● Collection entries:
━━━━━━━━━━━━━━━━
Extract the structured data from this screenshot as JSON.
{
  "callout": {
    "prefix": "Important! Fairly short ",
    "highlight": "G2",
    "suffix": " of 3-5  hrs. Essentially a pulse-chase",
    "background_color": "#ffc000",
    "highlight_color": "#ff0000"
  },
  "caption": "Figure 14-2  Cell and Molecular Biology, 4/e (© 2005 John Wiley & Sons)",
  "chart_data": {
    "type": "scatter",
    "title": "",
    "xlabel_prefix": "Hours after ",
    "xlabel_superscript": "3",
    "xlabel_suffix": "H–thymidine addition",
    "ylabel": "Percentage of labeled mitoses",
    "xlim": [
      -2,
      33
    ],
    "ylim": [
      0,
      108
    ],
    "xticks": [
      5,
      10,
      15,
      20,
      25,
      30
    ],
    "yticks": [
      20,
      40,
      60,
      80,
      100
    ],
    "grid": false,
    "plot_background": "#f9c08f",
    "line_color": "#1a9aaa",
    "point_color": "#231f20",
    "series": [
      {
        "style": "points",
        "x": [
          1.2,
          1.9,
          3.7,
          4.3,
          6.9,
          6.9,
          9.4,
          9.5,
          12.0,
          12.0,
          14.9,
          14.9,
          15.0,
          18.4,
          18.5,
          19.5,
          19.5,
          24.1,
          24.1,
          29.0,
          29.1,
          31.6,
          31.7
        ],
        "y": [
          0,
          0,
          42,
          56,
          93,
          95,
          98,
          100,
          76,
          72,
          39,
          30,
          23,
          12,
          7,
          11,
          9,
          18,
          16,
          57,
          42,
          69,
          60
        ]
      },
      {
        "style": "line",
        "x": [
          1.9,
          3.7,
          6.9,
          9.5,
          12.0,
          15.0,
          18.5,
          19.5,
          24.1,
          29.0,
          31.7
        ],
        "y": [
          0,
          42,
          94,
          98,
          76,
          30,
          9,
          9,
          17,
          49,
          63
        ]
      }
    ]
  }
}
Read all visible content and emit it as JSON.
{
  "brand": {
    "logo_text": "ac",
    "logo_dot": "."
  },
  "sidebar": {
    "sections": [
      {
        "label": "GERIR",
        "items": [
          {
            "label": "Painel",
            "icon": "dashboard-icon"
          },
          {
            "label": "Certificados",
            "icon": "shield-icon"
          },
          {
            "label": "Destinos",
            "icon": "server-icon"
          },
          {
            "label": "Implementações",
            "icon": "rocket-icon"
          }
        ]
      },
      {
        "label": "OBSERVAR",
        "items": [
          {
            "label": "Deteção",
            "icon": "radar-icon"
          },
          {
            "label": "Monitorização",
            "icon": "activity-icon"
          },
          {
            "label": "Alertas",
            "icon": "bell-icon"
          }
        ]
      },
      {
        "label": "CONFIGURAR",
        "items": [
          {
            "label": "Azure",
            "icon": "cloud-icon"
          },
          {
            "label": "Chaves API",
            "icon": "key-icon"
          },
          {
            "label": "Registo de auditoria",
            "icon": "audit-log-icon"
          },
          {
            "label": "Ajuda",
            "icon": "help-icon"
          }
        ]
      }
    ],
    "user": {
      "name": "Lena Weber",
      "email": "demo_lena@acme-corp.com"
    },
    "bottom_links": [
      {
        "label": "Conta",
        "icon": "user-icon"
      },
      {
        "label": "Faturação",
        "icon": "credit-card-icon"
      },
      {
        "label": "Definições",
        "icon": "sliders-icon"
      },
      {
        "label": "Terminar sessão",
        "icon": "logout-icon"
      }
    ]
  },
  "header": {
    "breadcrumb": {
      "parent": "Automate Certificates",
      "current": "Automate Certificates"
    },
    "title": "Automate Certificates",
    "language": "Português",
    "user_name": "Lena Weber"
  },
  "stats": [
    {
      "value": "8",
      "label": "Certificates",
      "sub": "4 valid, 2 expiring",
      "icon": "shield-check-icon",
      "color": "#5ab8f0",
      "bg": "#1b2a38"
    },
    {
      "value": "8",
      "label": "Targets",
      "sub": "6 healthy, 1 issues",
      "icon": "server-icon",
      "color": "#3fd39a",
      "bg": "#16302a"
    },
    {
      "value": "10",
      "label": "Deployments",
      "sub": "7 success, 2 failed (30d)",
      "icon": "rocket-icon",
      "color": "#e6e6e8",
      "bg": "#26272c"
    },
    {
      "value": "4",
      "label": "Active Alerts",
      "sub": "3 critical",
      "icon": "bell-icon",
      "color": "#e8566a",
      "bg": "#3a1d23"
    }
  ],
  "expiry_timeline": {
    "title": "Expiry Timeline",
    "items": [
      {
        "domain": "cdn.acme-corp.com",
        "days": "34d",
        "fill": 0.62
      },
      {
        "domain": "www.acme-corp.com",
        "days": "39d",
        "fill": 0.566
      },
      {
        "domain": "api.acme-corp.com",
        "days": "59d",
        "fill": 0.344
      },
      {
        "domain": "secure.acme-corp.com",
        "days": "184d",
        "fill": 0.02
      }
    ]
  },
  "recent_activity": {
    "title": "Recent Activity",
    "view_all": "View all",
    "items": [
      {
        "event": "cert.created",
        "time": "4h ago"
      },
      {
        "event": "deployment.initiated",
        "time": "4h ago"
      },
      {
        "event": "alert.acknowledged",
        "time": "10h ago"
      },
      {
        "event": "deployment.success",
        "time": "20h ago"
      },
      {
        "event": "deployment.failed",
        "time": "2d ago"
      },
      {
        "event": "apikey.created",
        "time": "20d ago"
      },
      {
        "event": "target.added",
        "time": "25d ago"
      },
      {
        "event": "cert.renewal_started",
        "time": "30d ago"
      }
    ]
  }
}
━━━━━━━━━━━━━━━━
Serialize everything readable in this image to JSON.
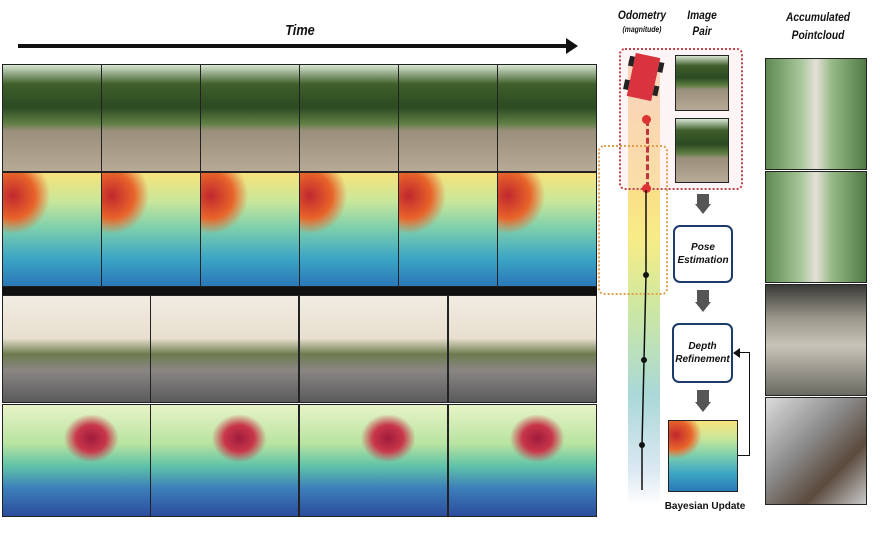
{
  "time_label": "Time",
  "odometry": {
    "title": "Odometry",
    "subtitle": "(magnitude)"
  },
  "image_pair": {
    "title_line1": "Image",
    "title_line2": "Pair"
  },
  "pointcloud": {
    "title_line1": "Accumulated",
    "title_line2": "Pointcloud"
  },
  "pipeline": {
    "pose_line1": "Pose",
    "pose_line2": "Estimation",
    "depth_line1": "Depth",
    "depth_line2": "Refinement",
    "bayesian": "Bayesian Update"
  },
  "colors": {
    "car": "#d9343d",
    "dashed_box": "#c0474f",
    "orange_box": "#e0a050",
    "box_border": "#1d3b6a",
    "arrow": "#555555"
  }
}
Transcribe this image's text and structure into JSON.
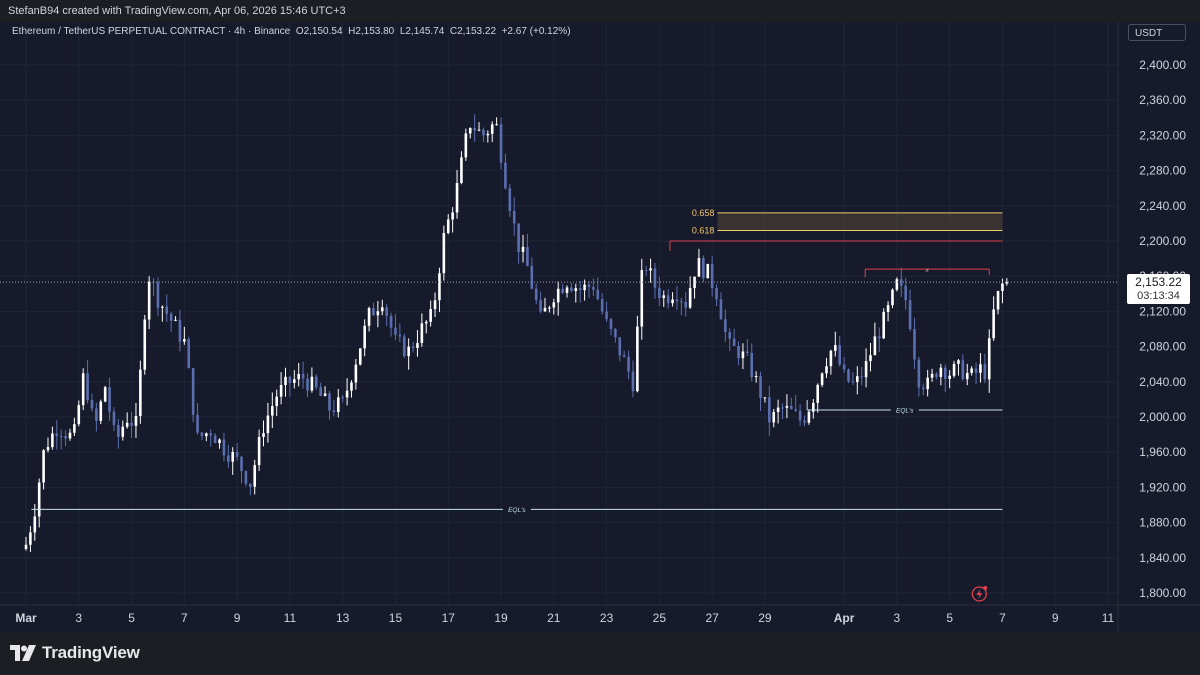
━━━━━━━━━━━━━━━━
Pictures do not belong in the copy. Reproduce exactly the lines from the one with "Serialize everything readable" to the one with "Transcribe this image's", both lines included.

Serialize everything readable in this image to JSON.
{
  "time_label": "Time",
  "odometry": {
    "title": "Odometry",
    "subtitle": "(magnitude)"
  },
  "image_pair": {
    "title_line1": "Image",
    "title_line2": "Pair"
  },
  "pointcloud": {
    "title_line1": "Accumulated",
    "title_line2": "Pointcloud"
  },
  "pipeline": {
    "pose_line1": "Pose",
    "pose_line2": "Estimation",
    "depth_line1": "Depth",
    "depth_line2": "Refinement",
    "bayesian": "Bayesian Update"
  },
  "colors": {
    "car": "#d9343d",
    "dashed_box": "#c0474f",
    "orange_box": "#e0a050",
    "box_border": "#1d3b6a",
    "arrow": "#555555"
  }
}
Transcribe this image's text and structure into JSON.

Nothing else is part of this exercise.